### TRAVAIL DEMANDÉ:
a. Répondez aux questions suivantes d'après l'extrait sur les Compagnons du Prophète :
(i) Qui tira Omar par la barbe ?
(ii) Quel compagnon du Prophète Khâled ibn al-Walid a-t-il tué ?
(iii) Qu'est-ce qui avait contenu la rancœur de beaucoup d'habitants de la Mecque ?
b. Recopiez fidèlement le passage de l'extrait sur les Compagnons du Prophète, depuis « Beaucoup d'habitants de » jusqu'à « sentiment de vengeance. » inclus.

### EXTRAIT DU DOCUMENT:
┄┄┄┄┄┄

Ainsi dans la Sapîfa, un groupe de compagnons avaient réclamé à haute
voix que l'on tuât Sa'd ibn Ubâda. Le fils de ce dernier, Qays ibn Sa'd
tira Omar par la barbe. Zubayr s'écria dans la Saqîfa qu'il ne
rengainerait son épée que si l'on prêtait serment d'allégeance à Ali, mais
Omar cria: "faites sortir ce chien", et les compagnons d'Omar le rouèrent
de coups. De même le comportement d'Omar envers al-Miqdâd, celui
d'Othmân envers lbn Mass'oud, Ammâr ibn Yâsser, Abou Dharr al-Ghiffâri et
d'autres cas d'hostilité, sont autant de preuves des querelles qui
divisèrent les Compagnons.
Tout cela ne nous perment pas de taxer d'infidélité (al-Kufr),
les compagnons du Prophète qui n'ont pas accepté la reconnaissance d'Abou
Bakr, et encore moins de porter atteinte à l'unité des musulmans. Même
parmi les partisans du sunnisme, nombreux sont ceux qui ne reconnaissent
aucun respect aux Compagnons et aux Suivants (Tâbi'ïne).
Ceux qui ont tué le troisième calife Othmân, étaient tous des
compagnons ou des Tabi'ïnes. khâled ibn al-Walid, compagnon, a tué Malek
ibn Nouwayra, qui fut aussi un autre compagnon du Prophète. Certes, il
y eut des personnalités éminentes par leur foi, leur piété et leur
abnégation, des hommes aux limites de la perfection et de la grandeur; et
il y avait aussi parmi eux des hommes en qui l'esprit d'avant l'islam
prédominait, ressurgissant dans sa laideur et ses méfaits chaque fois que
l'occasion lui était offerte.
Beaucoup d'habitants de la Mecque n'avaient accepté l'islam que du bout
des lèvres, et leur rancoeur n'avait été contenue que par le comportement
magnanime du Prophète à leur égard. Ils n'attendaient que la disparition
de ce dernier pour lâcher bride à leur sentiment de vengeance.

┄┄┄┄┄┄

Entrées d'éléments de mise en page
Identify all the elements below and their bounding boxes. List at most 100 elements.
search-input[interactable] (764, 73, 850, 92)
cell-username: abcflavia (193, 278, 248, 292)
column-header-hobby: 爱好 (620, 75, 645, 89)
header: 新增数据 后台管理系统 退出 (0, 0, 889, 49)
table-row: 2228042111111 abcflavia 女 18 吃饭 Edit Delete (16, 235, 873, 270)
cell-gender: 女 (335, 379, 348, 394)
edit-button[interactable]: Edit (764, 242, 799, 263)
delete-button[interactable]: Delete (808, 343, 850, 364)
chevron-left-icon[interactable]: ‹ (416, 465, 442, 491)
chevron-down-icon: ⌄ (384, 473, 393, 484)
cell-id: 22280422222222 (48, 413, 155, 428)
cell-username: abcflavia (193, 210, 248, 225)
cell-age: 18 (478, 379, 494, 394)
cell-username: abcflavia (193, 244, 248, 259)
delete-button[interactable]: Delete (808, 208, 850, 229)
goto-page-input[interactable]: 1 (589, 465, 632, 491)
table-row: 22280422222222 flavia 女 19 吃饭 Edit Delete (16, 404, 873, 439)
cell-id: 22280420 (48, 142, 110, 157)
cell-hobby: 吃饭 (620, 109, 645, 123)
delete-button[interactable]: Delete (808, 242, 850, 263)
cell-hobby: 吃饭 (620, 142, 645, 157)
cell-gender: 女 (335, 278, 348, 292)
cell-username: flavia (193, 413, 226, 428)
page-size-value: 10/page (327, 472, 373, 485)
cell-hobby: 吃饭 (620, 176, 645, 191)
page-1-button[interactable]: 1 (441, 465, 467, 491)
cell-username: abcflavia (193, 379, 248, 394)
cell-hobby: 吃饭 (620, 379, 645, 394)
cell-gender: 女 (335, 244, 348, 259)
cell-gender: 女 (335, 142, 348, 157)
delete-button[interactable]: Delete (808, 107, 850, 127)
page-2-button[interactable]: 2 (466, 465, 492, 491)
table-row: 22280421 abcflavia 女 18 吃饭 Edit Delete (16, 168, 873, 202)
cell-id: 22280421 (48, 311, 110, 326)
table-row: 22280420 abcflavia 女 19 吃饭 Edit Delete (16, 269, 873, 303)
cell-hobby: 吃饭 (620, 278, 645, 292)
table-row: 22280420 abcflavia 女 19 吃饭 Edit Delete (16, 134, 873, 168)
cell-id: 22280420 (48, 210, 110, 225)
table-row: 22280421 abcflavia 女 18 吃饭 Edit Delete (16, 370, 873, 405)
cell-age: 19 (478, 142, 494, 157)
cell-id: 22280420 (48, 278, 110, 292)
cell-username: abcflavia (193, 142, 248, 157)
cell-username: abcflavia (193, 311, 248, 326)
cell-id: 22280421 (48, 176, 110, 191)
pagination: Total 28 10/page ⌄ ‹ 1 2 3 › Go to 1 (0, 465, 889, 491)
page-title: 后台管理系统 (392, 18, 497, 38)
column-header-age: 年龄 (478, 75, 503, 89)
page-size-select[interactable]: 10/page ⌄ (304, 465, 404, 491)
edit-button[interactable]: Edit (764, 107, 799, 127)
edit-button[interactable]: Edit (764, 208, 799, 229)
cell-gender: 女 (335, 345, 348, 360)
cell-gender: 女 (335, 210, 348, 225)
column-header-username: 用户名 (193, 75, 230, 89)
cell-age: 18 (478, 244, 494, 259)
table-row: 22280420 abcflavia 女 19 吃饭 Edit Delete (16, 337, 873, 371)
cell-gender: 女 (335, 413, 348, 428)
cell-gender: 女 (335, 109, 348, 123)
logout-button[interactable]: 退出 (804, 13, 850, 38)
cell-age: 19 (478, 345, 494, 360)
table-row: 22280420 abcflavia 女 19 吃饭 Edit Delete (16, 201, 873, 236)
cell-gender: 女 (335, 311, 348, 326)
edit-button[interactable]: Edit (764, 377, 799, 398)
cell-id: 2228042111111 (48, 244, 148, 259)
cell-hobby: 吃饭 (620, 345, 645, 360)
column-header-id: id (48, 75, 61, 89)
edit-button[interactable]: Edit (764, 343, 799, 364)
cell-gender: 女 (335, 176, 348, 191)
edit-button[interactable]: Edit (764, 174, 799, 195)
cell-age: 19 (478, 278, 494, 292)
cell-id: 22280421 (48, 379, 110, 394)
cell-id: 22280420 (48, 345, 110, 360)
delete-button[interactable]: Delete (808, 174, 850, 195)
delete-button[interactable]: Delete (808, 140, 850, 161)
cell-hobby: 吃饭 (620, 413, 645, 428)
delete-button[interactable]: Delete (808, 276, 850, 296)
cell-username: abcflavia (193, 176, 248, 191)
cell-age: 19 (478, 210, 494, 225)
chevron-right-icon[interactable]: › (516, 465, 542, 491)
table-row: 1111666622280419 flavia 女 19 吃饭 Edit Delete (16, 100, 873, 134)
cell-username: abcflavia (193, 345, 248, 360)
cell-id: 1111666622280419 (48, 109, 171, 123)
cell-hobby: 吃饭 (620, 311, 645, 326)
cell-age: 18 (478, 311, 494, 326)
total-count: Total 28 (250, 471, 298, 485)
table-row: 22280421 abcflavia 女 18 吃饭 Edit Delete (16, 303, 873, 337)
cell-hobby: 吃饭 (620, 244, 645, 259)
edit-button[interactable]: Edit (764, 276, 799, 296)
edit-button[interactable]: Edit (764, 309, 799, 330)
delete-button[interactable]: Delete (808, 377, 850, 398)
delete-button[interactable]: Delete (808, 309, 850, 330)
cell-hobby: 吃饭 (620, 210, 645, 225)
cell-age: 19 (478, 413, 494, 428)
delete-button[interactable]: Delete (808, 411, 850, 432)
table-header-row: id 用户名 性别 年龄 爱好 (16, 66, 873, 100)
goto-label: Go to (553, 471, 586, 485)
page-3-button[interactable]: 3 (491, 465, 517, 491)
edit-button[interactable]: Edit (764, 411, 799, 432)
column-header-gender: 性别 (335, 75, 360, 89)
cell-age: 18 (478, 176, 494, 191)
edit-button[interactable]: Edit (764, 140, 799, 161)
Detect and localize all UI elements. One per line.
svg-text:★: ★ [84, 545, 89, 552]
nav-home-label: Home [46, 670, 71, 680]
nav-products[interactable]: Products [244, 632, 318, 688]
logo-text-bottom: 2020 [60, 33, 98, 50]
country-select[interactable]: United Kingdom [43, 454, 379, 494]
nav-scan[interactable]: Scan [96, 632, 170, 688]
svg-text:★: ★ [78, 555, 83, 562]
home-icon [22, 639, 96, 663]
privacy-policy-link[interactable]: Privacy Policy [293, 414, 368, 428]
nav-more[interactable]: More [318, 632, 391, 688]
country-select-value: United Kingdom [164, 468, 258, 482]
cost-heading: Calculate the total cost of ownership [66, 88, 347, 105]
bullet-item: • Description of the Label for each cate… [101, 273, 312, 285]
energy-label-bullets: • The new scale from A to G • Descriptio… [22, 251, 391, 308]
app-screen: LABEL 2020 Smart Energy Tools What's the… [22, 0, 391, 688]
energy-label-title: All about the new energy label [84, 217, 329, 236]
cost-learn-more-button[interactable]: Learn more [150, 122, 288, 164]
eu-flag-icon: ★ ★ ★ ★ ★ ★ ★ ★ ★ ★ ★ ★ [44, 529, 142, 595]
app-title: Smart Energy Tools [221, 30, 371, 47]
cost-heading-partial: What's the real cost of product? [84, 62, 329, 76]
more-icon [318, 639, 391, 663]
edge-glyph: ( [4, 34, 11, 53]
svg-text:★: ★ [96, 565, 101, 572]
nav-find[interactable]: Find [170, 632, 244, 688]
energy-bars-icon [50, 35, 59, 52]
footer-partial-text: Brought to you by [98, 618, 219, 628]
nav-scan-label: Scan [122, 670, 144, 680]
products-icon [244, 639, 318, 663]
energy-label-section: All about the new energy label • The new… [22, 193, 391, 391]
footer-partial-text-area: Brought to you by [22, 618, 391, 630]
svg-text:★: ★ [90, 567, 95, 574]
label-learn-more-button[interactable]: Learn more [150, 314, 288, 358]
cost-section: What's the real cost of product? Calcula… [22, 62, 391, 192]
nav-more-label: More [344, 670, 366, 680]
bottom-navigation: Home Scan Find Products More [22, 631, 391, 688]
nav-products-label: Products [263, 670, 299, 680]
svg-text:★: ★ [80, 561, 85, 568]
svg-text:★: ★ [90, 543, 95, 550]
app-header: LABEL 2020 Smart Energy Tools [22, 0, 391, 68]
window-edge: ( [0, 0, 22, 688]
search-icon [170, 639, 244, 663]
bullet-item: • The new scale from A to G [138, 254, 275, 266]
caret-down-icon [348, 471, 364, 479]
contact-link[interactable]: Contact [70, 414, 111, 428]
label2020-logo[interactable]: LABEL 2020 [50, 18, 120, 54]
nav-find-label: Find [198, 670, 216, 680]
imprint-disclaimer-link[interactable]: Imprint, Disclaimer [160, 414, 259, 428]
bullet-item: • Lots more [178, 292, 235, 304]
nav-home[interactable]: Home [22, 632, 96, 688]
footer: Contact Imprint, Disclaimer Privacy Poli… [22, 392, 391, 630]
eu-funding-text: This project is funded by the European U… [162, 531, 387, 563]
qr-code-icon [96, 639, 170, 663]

┄┄┄┄┄┄

### RÉPONSES COMPLÈTES:
a.
(i) Qays ibn Sa'd, le fils de Sa'd ibn Ubâda.
(ii) Malek ibn Nouwayra.
(iii) Le comportement magnanime du Prophète à leur égard.

b.
Beaucoup d'habitants de la Mecque n'avaient accepté l'islam que du bout
des lèvres, et leur rancoeur n'avait été contenue que par le comportement
magnanime du Prophète à leur égard. Ils n'attendaient que la disparition
de ce dernier pour lâcher bride à leur sentiment de vengeance.